Exercise directions
Search the data for the word "Care" and copy every line where it occurs.

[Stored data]
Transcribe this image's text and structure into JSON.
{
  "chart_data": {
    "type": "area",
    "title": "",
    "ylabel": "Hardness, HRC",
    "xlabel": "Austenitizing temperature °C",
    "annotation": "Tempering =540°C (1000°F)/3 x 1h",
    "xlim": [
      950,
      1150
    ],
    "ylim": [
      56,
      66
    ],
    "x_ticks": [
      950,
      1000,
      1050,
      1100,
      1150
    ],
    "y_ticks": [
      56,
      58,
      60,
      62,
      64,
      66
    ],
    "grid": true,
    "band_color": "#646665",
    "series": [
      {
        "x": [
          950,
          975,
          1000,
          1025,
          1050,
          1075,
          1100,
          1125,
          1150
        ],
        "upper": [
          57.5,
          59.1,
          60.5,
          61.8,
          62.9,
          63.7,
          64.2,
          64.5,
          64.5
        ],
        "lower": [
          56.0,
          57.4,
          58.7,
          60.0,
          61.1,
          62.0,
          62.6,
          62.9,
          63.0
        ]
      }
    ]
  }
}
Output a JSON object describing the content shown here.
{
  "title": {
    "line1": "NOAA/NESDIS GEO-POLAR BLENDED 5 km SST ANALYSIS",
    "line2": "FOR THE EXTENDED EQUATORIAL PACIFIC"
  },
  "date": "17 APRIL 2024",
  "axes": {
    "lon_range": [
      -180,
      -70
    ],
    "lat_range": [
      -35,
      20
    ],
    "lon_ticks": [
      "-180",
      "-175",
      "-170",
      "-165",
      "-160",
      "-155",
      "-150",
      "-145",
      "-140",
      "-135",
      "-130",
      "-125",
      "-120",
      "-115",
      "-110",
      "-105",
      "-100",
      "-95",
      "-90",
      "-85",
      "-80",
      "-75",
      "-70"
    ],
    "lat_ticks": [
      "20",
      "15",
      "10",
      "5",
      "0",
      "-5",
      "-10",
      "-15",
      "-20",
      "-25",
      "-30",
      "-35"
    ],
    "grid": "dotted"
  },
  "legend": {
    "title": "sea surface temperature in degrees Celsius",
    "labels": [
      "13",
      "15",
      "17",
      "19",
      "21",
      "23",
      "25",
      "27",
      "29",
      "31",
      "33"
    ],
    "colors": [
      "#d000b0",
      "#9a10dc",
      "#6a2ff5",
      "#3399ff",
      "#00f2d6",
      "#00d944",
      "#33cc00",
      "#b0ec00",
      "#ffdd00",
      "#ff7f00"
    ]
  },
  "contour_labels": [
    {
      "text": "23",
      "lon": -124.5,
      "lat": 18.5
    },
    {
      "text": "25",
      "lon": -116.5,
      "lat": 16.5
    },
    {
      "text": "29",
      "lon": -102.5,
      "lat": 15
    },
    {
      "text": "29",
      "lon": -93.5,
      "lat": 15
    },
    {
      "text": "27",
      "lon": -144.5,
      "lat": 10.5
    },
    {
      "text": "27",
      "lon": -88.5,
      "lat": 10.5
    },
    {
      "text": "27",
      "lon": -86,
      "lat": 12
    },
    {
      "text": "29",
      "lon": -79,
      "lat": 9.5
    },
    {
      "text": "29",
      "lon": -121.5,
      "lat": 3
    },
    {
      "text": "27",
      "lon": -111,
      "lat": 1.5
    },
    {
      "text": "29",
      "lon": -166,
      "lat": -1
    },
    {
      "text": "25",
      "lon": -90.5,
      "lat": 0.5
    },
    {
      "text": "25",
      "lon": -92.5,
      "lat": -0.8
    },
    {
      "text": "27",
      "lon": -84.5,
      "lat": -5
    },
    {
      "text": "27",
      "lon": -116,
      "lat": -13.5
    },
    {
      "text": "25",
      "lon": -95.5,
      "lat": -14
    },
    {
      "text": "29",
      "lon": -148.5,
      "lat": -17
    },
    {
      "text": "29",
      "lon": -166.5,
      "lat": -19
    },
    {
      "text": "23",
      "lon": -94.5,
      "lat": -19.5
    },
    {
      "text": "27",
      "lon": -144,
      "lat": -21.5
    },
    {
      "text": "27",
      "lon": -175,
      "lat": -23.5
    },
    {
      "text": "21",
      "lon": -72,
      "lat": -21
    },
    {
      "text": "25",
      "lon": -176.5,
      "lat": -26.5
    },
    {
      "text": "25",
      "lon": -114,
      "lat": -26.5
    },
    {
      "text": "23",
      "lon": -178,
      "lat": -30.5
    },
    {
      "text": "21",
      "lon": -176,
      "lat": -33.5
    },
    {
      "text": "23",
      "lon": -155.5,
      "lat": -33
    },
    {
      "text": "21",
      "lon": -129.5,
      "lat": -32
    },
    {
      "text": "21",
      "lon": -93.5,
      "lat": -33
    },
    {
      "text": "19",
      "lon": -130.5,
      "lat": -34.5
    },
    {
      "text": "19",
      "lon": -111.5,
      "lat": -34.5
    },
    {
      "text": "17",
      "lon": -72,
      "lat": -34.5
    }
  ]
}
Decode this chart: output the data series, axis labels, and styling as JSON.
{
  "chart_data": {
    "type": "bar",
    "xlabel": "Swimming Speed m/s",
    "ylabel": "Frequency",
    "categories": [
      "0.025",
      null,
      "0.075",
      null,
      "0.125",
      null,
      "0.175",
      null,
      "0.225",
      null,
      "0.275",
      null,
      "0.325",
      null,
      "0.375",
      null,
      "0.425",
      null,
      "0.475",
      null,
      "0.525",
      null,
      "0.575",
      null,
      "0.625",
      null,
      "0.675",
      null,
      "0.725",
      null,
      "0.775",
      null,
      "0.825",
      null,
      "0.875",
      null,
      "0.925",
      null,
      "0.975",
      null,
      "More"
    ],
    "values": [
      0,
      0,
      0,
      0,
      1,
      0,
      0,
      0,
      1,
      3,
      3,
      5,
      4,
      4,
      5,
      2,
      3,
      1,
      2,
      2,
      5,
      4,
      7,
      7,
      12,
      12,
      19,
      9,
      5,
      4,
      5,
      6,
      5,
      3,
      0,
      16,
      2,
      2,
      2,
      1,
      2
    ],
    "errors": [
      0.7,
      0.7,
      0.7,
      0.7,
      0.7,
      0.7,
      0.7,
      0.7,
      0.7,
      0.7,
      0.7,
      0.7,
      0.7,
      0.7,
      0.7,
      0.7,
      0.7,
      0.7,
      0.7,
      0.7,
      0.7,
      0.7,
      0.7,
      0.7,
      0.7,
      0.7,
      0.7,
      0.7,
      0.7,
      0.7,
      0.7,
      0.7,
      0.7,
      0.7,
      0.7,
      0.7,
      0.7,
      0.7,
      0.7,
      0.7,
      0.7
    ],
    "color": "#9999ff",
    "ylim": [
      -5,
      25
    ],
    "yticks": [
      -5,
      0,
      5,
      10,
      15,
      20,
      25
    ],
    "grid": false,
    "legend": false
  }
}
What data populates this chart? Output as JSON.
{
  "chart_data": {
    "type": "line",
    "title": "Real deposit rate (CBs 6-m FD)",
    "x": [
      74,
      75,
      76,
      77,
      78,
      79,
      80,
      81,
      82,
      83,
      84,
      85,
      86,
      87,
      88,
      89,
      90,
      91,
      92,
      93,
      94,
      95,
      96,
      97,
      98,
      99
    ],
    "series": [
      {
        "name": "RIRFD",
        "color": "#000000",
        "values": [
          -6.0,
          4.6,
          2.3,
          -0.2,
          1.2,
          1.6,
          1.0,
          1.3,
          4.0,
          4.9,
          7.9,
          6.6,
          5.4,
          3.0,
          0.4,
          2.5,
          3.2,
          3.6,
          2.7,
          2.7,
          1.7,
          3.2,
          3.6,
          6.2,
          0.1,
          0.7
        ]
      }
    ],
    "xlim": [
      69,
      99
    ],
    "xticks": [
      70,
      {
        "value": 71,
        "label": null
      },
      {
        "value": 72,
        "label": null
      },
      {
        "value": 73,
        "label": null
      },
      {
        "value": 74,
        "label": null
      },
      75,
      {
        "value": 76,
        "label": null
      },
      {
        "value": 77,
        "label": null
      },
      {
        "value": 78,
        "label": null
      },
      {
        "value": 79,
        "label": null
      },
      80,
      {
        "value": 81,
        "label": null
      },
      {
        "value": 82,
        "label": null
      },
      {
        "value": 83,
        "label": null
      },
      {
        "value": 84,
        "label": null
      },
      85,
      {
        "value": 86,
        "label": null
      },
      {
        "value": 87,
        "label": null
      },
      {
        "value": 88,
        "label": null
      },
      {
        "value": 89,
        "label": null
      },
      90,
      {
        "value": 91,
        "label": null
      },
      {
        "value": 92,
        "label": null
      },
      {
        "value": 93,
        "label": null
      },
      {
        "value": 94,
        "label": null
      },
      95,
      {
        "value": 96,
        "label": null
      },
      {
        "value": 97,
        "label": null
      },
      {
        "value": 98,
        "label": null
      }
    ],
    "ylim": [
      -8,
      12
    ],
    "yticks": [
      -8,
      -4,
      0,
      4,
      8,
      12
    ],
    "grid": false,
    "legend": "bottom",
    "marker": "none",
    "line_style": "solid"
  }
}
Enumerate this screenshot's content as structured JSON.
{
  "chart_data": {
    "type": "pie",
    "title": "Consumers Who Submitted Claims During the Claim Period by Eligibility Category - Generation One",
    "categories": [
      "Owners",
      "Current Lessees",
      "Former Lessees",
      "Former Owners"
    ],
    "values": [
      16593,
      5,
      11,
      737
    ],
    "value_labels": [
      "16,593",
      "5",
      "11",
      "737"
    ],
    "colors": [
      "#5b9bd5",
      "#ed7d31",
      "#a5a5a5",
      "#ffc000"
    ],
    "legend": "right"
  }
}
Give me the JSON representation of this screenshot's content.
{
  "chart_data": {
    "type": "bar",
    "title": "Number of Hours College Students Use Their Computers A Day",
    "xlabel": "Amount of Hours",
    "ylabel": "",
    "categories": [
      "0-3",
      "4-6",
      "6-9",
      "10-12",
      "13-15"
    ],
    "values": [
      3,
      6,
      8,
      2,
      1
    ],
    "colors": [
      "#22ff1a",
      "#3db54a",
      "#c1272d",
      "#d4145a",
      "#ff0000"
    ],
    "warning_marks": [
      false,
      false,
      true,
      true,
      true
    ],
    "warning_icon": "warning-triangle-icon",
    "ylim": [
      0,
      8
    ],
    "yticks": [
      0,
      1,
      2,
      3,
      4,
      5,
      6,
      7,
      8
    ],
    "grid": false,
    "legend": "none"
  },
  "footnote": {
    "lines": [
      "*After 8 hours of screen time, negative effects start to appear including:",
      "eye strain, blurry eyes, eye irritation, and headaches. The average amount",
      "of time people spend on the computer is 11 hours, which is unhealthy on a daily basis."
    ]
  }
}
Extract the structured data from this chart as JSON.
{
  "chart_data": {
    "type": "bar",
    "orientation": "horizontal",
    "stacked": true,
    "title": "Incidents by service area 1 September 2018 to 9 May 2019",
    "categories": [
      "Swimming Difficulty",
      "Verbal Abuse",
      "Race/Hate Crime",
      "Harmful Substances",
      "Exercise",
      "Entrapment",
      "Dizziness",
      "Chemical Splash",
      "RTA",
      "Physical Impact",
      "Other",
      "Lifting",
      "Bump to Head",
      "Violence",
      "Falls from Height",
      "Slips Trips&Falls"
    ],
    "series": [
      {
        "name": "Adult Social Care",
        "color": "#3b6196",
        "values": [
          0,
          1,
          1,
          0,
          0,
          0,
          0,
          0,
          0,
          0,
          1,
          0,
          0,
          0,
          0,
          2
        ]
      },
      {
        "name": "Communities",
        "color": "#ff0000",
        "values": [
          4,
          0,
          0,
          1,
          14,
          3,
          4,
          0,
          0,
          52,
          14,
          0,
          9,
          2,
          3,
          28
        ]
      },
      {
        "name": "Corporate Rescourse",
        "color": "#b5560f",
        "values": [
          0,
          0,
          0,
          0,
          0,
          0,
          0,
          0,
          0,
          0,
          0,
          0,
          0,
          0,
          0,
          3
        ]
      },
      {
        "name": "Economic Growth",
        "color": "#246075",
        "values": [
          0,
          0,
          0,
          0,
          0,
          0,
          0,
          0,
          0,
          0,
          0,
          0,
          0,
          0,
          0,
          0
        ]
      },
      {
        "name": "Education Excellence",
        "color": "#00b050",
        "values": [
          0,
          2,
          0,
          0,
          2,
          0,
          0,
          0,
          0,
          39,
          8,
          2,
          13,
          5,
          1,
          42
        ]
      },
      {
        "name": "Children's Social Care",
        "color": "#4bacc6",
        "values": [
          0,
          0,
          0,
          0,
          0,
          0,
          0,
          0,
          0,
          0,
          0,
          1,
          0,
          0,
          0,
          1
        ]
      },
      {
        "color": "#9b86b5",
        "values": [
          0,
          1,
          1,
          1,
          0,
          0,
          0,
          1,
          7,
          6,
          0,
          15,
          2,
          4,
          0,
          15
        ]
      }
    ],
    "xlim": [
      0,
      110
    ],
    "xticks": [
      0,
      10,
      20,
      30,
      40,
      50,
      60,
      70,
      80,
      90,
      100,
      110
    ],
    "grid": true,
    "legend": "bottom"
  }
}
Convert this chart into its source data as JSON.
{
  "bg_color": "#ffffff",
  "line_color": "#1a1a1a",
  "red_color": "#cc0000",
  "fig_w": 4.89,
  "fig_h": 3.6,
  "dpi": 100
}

Answer to this exercise
        "name": "Adult Social Care",
        "name": "Children's Social Care",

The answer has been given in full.